## INSTRUCTIONS FOR THE TASK
Pictures do not belong in the copy; transcribe everything else in the records exactly.

++++++++++

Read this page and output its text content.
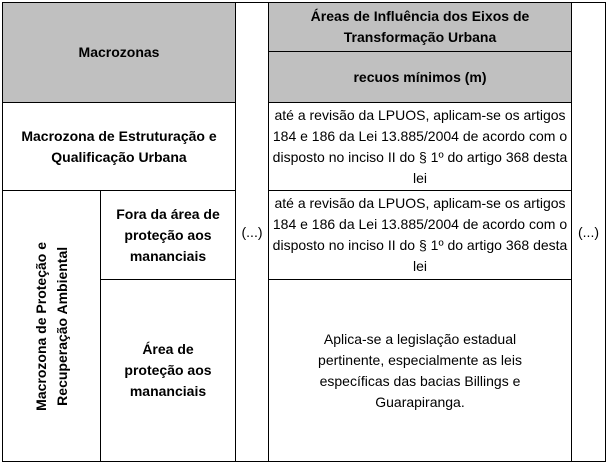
Macrozonas
(...)
Áreas de Influência dos Eixos de Transformação Urbana
recuos mínimos (m)
(...)
Macrozona de Estruturação e Qualificação Urbana
até a revisão da LPUOS, aplicam-se os artigos 184 e 186 da Lei 13.885/2004 de acordo com o disposto no inciso II do § 1º do artigo 368 desta lei
Macrozona de Proteção e
Recuperação Ambiental
Fora da área de proteção aos mananciais
até a revisão da LPUOS, aplicam-se os artigos 184 e 186 da Lei 13.885/2004 de acordo com o disposto no inciso II do § 1º do artigo 368 desta lei
Área de proteção aos mananciais
Aplica-se a legislação estadual pertinente, especialmente as leis específicas das bacias Billings e Guarapiranga.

++++++++++

## FULL OUTPUT
Read this page and output its text content.
Macrozonas
(...)
Áreas de Influência dos Eixos de Transformação Urbana
recuos mínimos (m)
(...)
Macrozona de Estruturação e Qualificação Urbana
até a revisão da LPUOS, aplicam-se os artigos 184 e 186 da Lei 13.885/2004 de acordo com o disposto no inciso II do § 1º do artigo 368 desta lei
Macrozona de Proteção e
Recuperação Ambiental
Fora da área de proteção aos mananciais
até a revisão da LPUOS, aplicam-se os artigos 184 e 186 da Lei 13.885/2004 de acordo com o disposto no inciso II do § 1º do artigo 368 desta lei
Área de proteção aos mananciais
Aplica-se a legislação estadual pertinente, especialmente as leis específicas das bacias Billings e Guarapiranga.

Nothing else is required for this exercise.